───── Recorded information

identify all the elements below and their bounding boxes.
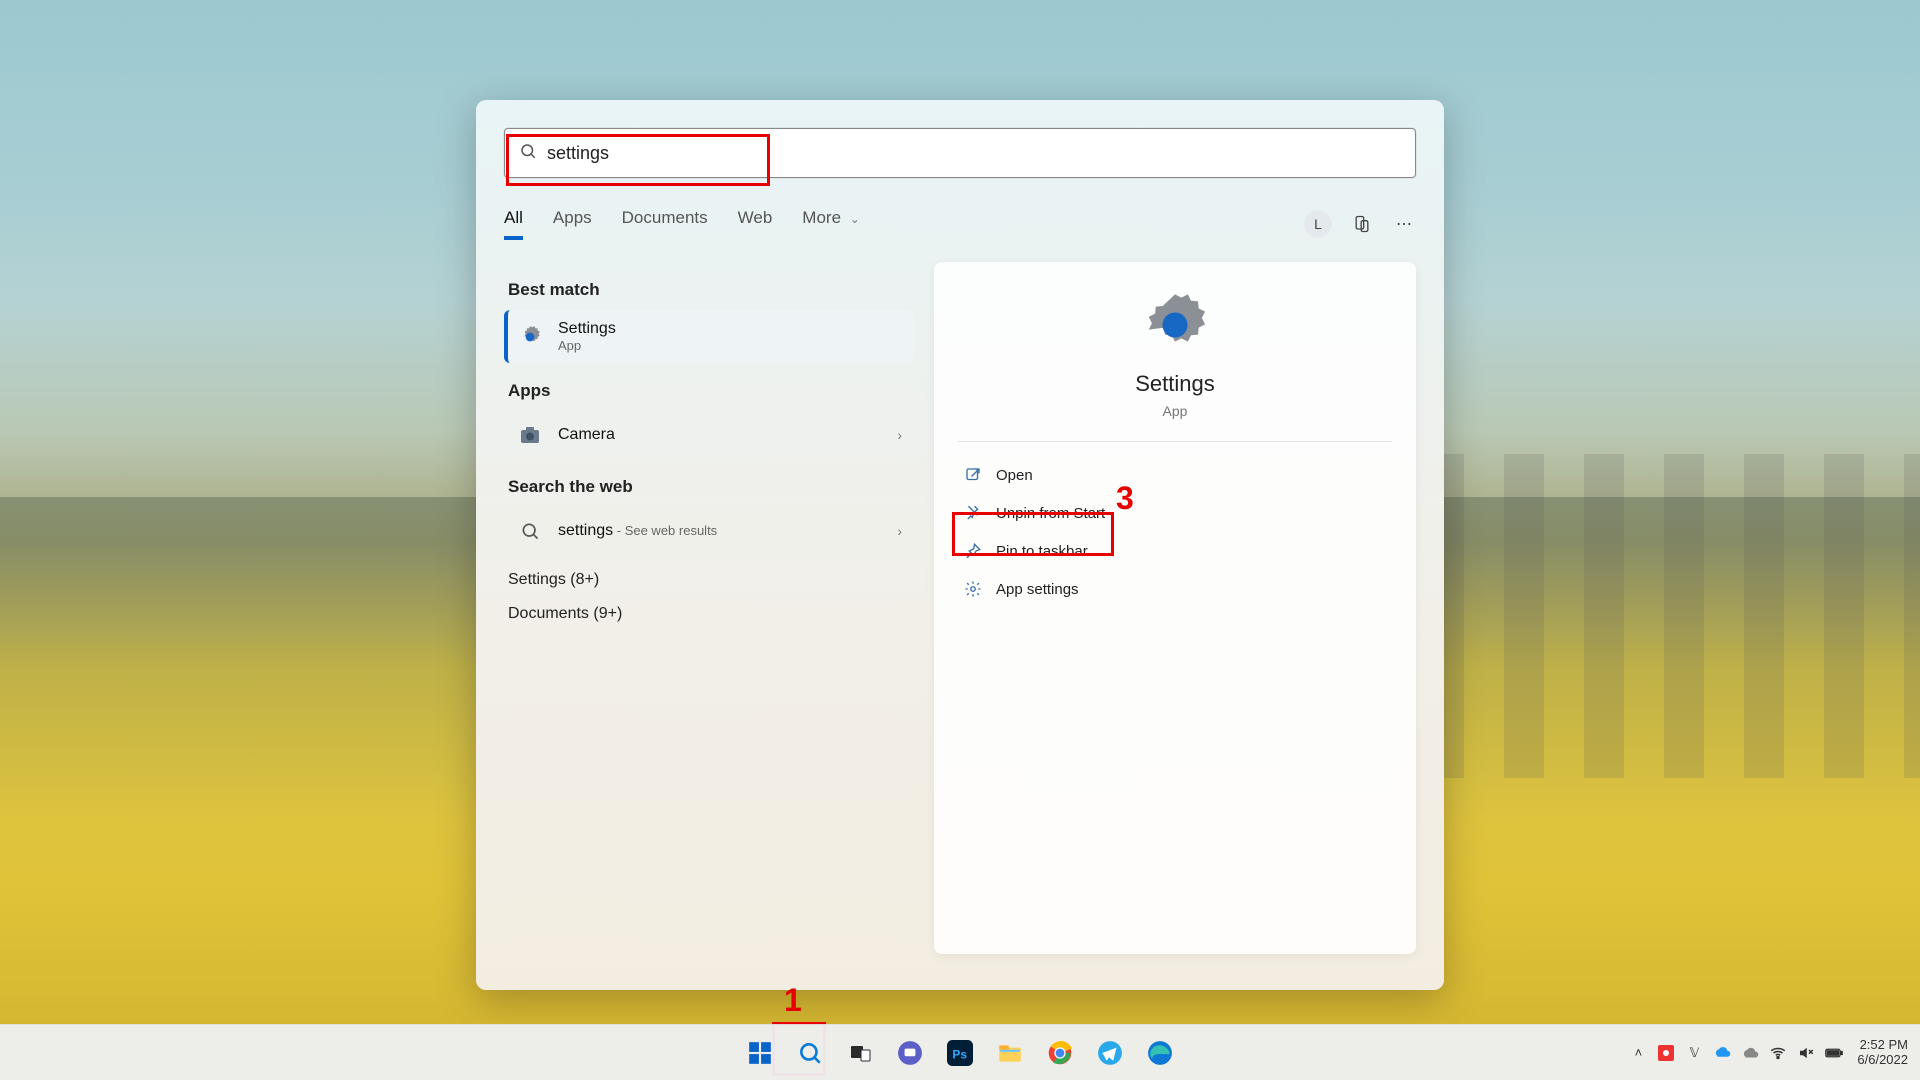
category-settings[interactable]: Settings (8+) <box>508 571 910 589</box>
action-open[interactable]: Open <box>958 456 1392 494</box>
system-tray[interactable]: ˄ 𝕍 <box>1629 1044 1843 1062</box>
details-subtitle: App <box>1163 403 1188 419</box>
svg-text:Ps: Ps <box>952 1047 967 1061</box>
user-avatar[interactable]: L <box>1304 210 1332 238</box>
tray-wifi-icon[interactable] <box>1769 1044 1787 1062</box>
camera-icon <box>516 421 544 449</box>
apps-header: Apps <box>508 381 910 401</box>
clock-date: 6/6/2022 <box>1857 1053 1908 1068</box>
result-web-settings[interactable]: settings - See web results › <box>504 507 914 555</box>
pin-icon <box>964 542 982 560</box>
results-left-column: Best match Settings App Apps <box>504 262 914 954</box>
search-panel: All Apps Documents Web More ⌄ L ⋯ <box>476 100 1444 990</box>
mobile-link-icon[interactable] <box>1350 212 1374 236</box>
chevron-right-icon: › <box>897 427 902 443</box>
tab-more[interactable]: More ⌄ <box>802 208 860 240</box>
action-pin-taskbar-label: Pin to taskbar <box>996 543 1088 560</box>
taskbar-app-telegram[interactable] <box>1090 1033 1130 1073</box>
action-app-settings-label: App settings <box>996 581 1079 598</box>
annotation-3-label: 3 <box>1116 480 1134 517</box>
action-app-settings[interactable]: App settings <box>958 570 1392 608</box>
taskbar-app-edge[interactable] <box>1140 1033 1180 1073</box>
taskbar: Ps ˄ 𝕍 <box>0 1024 1920 1080</box>
tray-chevron-up-icon[interactable]: ˄ <box>1629 1044 1647 1062</box>
tray-volume-muted-icon[interactable] <box>1797 1044 1815 1062</box>
tray-record-icon[interactable] <box>1657 1044 1675 1062</box>
best-match-header: Best match <box>508 280 910 300</box>
start-button[interactable] <box>740 1033 780 1073</box>
search-icon <box>516 517 544 545</box>
best-match-settings[interactable]: Settings App <box>504 310 914 363</box>
taskbar-search-button[interactable] <box>790 1033 830 1073</box>
result-camera[interactable]: Camera › <box>504 411 914 459</box>
search-web-header: Search the web <box>508 477 910 497</box>
tray-onedrive-icon[interactable] <box>1713 1044 1731 1062</box>
web-term: settings <box>558 522 613 539</box>
unpin-icon <box>964 504 982 522</box>
gear-icon-large <box>1140 290 1210 365</box>
tab-all[interactable]: All <box>504 208 523 240</box>
taskbar-app-explorer[interactable] <box>990 1033 1030 1073</box>
web-suffix: - See web results <box>613 523 717 538</box>
details-pane: Settings App Open <box>934 262 1416 954</box>
tab-more-label: More <box>802 208 841 227</box>
category-documents[interactable]: Documents (9+) <box>508 605 910 623</box>
taskbar-app-photoshop[interactable]: Ps <box>940 1033 980 1073</box>
tray-cloud-icon[interactable] <box>1741 1044 1759 1062</box>
taskbar-clock[interactable]: 2:52 PM 6/6/2022 <box>1857 1038 1908 1068</box>
search-icon <box>519 142 537 165</box>
taskbar-right: ˄ 𝕍 <box>1629 1038 1920 1068</box>
result-camera-label: Camera <box>558 426 615 444</box>
tab-web[interactable]: Web <box>738 208 773 240</box>
tab-apps[interactable]: Apps <box>553 208 592 240</box>
action-open-label: Open <box>996 467 1033 484</box>
tray-v-icon[interactable]: 𝕍 <box>1685 1044 1703 1062</box>
gear-icon <box>516 323 544 351</box>
best-match-subtitle: App <box>558 338 616 353</box>
tab-documents[interactable]: Documents <box>622 208 708 240</box>
action-unpin-start[interactable]: Unpin from Start <box>958 494 1392 532</box>
annotation-1-label: 1 <box>784 982 802 1019</box>
action-pin-taskbar[interactable]: Pin to taskbar <box>958 532 1392 570</box>
tray-battery-icon[interactable] <box>1825 1044 1843 1062</box>
details-title: Settings <box>1135 371 1215 397</box>
more-options-icon[interactable]: ⋯ <box>1392 212 1416 236</box>
search-tabs-row: All Apps Documents Web More ⌄ L ⋯ <box>504 204 1416 244</box>
task-view-button[interactable] <box>840 1033 880 1073</box>
search-input[interactable] <box>547 143 1401 164</box>
taskbar-app-chrome[interactable] <box>1040 1033 1080 1073</box>
clock-time: 2:52 PM <box>1857 1038 1908 1053</box>
gear-icon <box>964 580 982 598</box>
taskbar-app-chat[interactable] <box>890 1033 930 1073</box>
action-unpin-label: Unpin from Start <box>996 505 1105 522</box>
taskbar-center: Ps <box>740 1033 1180 1073</box>
search-bar[interactable] <box>504 128 1416 178</box>
best-match-title: Settings <box>558 320 616 338</box>
desktop-wallpaper: 2 All Apps Documents Web More ⌄ <box>0 0 1920 1080</box>
chevron-down-icon: ⌄ <box>850 212 860 226</box>
open-external-icon <box>964 466 982 484</box>
chevron-right-icon: › <box>897 523 902 539</box>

──────────

**Goal**
Display every line of the listing above that contains the string "details".

**Answer for this exercise**
details-subtitle: App <box>1163 403 1188 419</box>
details-pane: Settings App Open <box>934 262 1416 954</box>
details-title: Settings <box>1135 371 1215 397</box>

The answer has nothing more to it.